What you have to do. Write out all of the entries below without changing anything, but leave out the pictures.

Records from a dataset
☆ ☆ ☆ ☆ ☆ ☆ ☆
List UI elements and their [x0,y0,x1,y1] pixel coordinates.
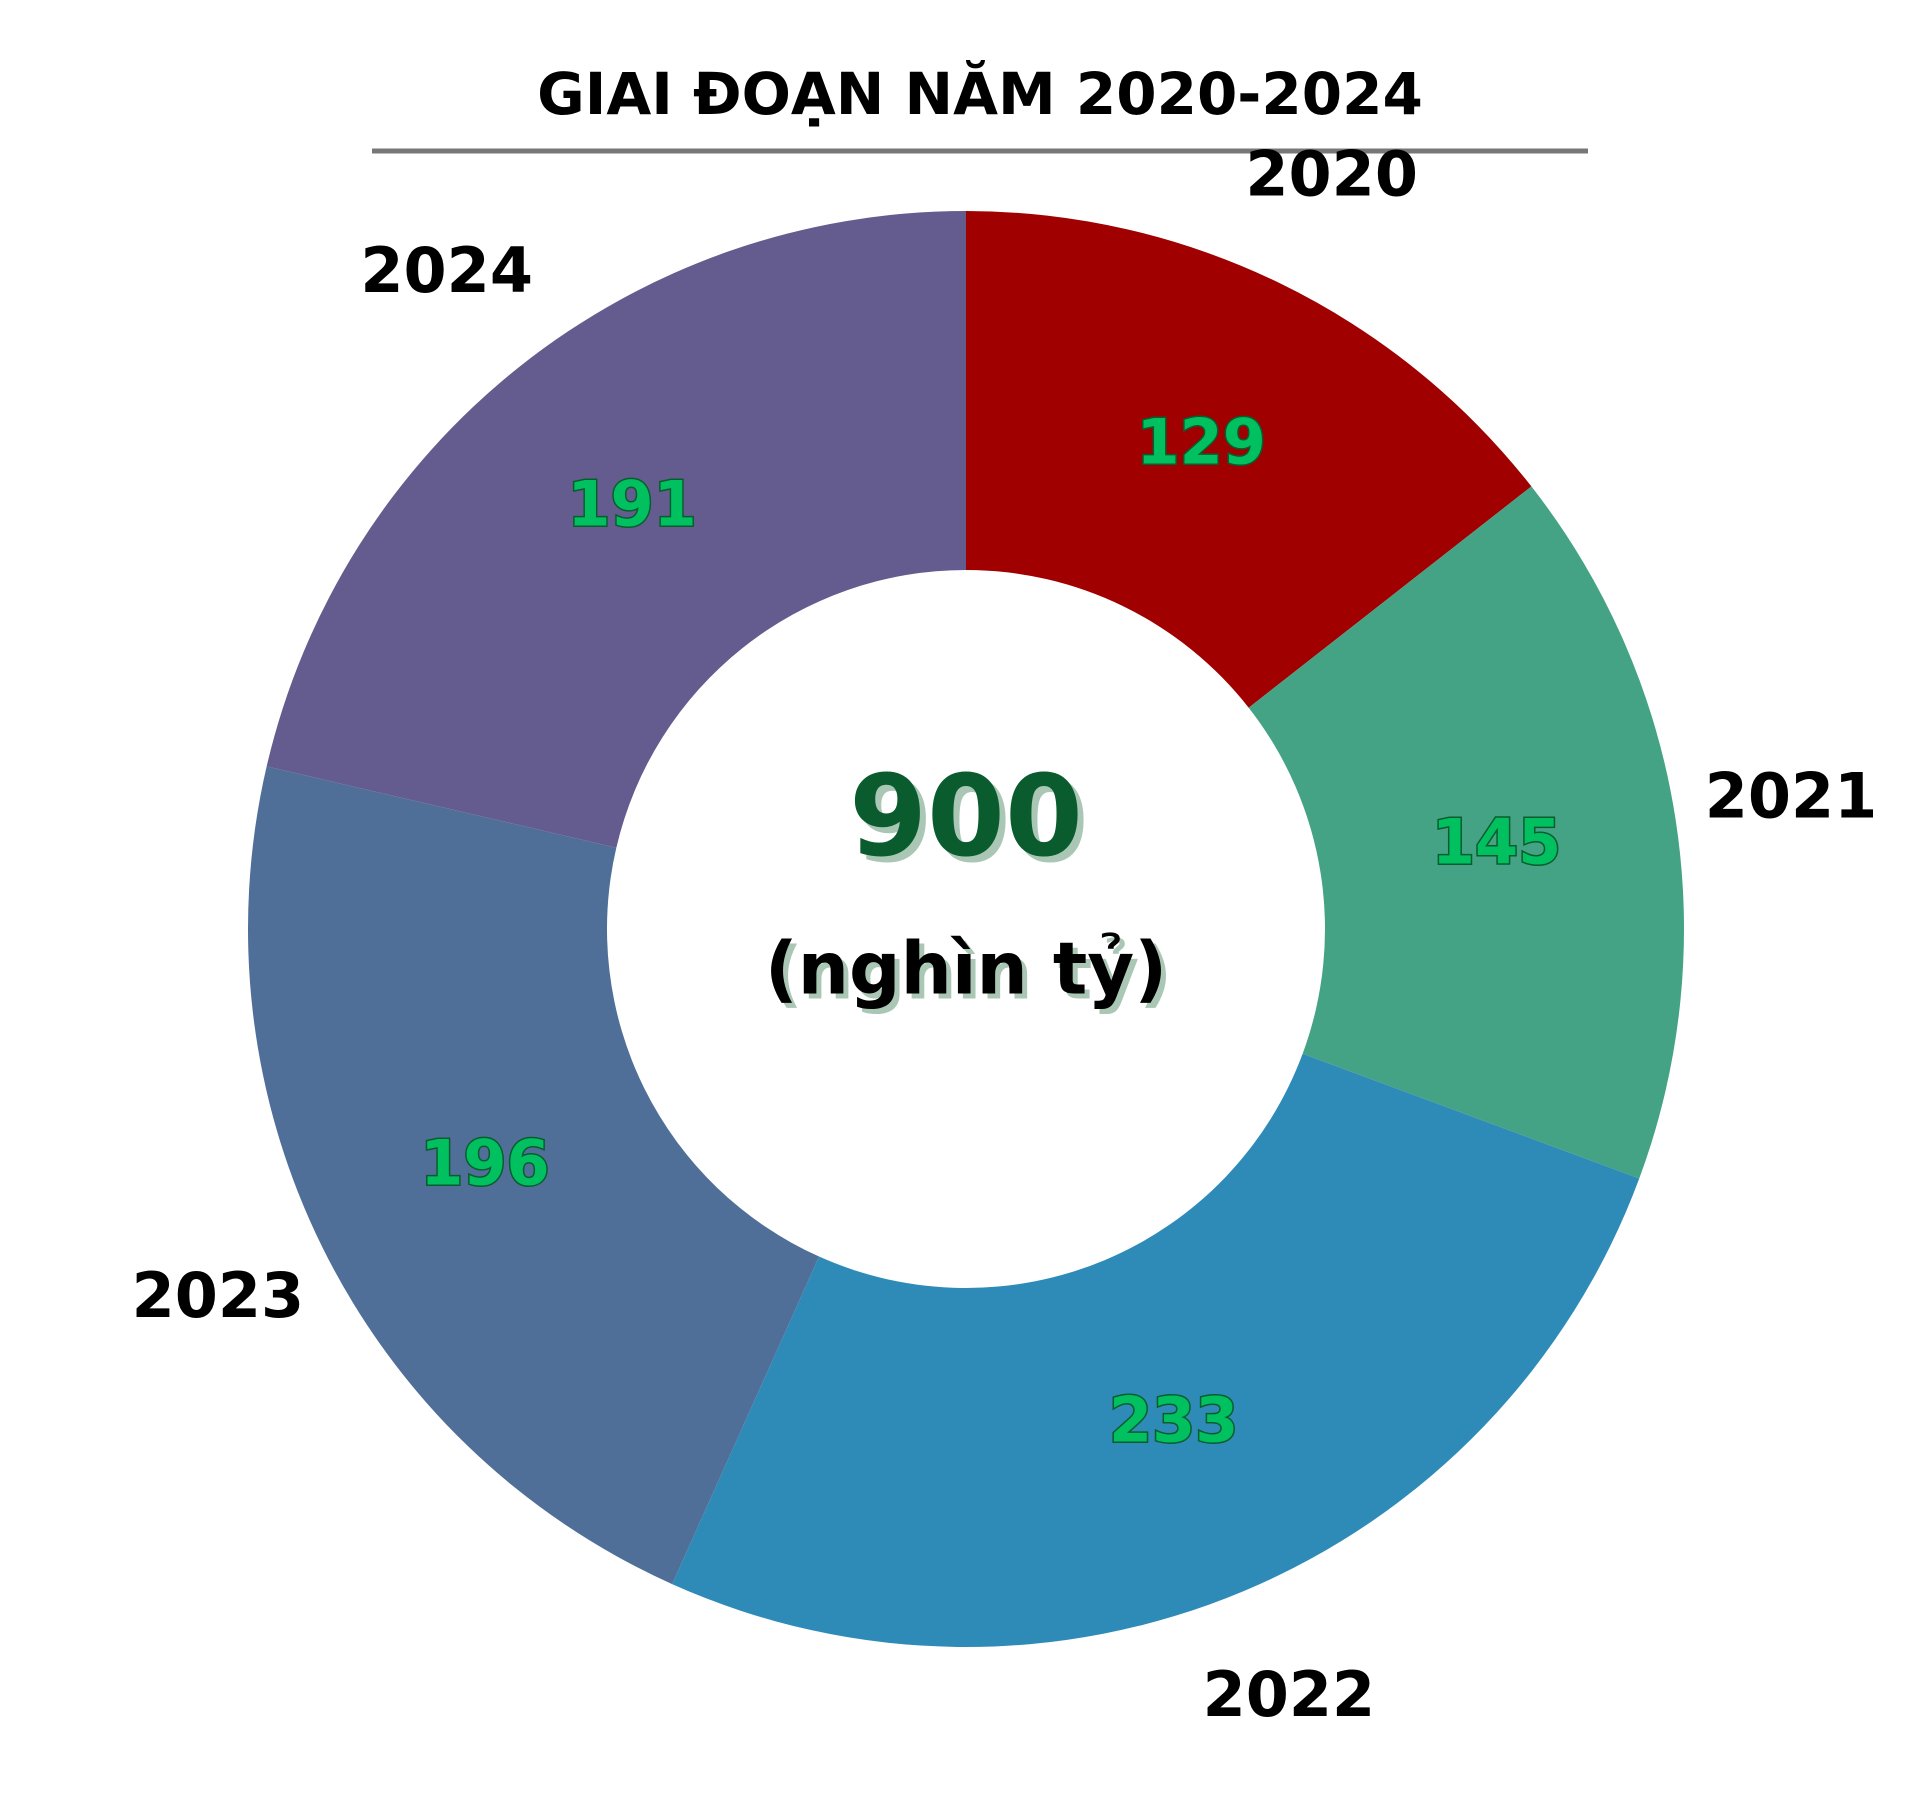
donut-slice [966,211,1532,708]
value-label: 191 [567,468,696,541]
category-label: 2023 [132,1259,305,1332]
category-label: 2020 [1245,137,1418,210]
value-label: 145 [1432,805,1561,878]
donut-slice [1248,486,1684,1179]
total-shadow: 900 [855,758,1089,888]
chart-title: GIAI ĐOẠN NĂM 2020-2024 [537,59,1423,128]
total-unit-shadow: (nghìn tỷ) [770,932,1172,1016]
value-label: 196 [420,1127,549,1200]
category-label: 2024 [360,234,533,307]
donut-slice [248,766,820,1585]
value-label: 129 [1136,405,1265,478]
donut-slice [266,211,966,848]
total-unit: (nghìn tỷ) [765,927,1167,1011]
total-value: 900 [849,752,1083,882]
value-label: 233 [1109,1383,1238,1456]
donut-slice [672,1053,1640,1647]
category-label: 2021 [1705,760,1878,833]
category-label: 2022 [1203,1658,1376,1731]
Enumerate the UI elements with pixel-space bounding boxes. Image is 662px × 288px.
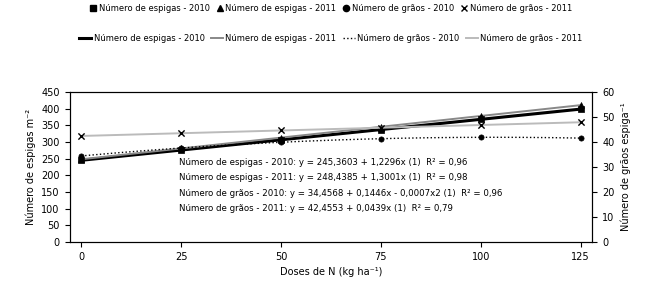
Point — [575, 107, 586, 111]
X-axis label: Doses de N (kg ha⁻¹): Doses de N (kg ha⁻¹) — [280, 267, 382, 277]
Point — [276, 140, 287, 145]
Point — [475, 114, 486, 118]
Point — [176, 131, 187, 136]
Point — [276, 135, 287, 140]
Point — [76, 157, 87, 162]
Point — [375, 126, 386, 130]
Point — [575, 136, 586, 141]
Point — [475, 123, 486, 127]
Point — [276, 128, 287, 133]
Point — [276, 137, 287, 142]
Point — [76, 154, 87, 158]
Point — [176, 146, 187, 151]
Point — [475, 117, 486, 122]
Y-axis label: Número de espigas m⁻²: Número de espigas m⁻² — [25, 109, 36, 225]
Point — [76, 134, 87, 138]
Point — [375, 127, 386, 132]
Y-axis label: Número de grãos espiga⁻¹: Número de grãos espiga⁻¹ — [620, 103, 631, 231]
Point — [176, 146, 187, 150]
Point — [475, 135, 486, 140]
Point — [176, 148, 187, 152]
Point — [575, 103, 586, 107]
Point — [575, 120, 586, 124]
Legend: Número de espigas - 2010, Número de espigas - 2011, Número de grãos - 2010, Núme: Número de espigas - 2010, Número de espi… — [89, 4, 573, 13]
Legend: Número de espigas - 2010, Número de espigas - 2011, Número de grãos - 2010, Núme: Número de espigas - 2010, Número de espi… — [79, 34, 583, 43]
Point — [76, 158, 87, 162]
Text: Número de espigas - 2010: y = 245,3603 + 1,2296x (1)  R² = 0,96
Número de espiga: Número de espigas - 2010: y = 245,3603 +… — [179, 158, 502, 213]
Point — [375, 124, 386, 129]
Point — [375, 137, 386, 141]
☆ ☆ ☆ ☆ ☆ ☆ ☆
Answer to this exercise.
List UI elements and their [x0,y0,x1,y1] pixel coordinates.
donut-slice [966,211,1532,708]
value-label: 191 [567,468,696,541]
category-label: 2023 [132,1259,305,1332]
category-label: 2020 [1245,137,1418,210]
value-label: 145 [1432,805,1561,878]
donut-slice [1248,486,1684,1179]
total-shadow: 900 [855,758,1089,888]
chart-title: GIAI ĐOẠN NĂM 2020-2024 [537,59,1423,128]
total-unit-shadow: (nghìn tỷ) [770,932,1172,1016]
value-label: 196 [420,1127,549,1200]
category-label: 2024 [360,234,533,307]
donut-slice [248,766,820,1585]
value-label: 129 [1136,405,1265,478]
donut-slice [266,211,966,848]
total-unit: (nghìn tỷ) [765,927,1167,1011]
total-value: 900 [849,752,1083,882]
value-label: 233 [1109,1383,1238,1456]
donut-slice [672,1053,1640,1647]
category-label: 2021 [1705,760,1878,833]
category-label: 2022 [1203,1658,1376,1731]
Enumerate the UI elements with pixel-space bounding boxes. Image is 662px × 288px.
Point — [575, 107, 586, 111]
X-axis label: Doses de N (kg ha⁻¹): Doses de N (kg ha⁻¹) — [280, 267, 382, 277]
Point — [276, 140, 287, 145]
Point — [475, 114, 486, 118]
Point — [176, 131, 187, 136]
Point — [276, 135, 287, 140]
Point — [76, 157, 87, 162]
Point — [375, 126, 386, 130]
Point — [575, 136, 586, 141]
Point — [475, 123, 486, 127]
Point — [276, 128, 287, 133]
Point — [276, 137, 287, 142]
Point — [76, 154, 87, 158]
Point — [176, 146, 187, 151]
Point — [475, 117, 486, 122]
Y-axis label: Número de espigas m⁻²: Número de espigas m⁻² — [25, 109, 36, 225]
Point — [76, 134, 87, 138]
Point — [375, 127, 386, 132]
Y-axis label: Número de grãos espiga⁻¹: Número de grãos espiga⁻¹ — [620, 103, 631, 231]
Point — [176, 146, 187, 150]
Point — [475, 135, 486, 140]
Point — [176, 148, 187, 152]
Point — [575, 103, 586, 107]
Point — [575, 120, 586, 124]
Legend: Número de espigas - 2010, Número de espigas - 2011, Número de grãos - 2010, Núme: Número de espigas - 2010, Número de espi… — [89, 4, 573, 13]
Legend: Número de espigas - 2010, Número de espigas - 2011, Número de grãos - 2010, Núme: Número de espigas - 2010, Número de espi… — [79, 34, 583, 43]
Point — [76, 158, 87, 162]
Text: Número de espigas - 2010: y = 245,3603 + 1,2296x (1)  R² = 0,96
Número de espiga: Número de espigas - 2010: y = 245,3603 +… — [179, 158, 502, 213]
Point — [375, 124, 386, 129]
Point — [375, 137, 386, 141]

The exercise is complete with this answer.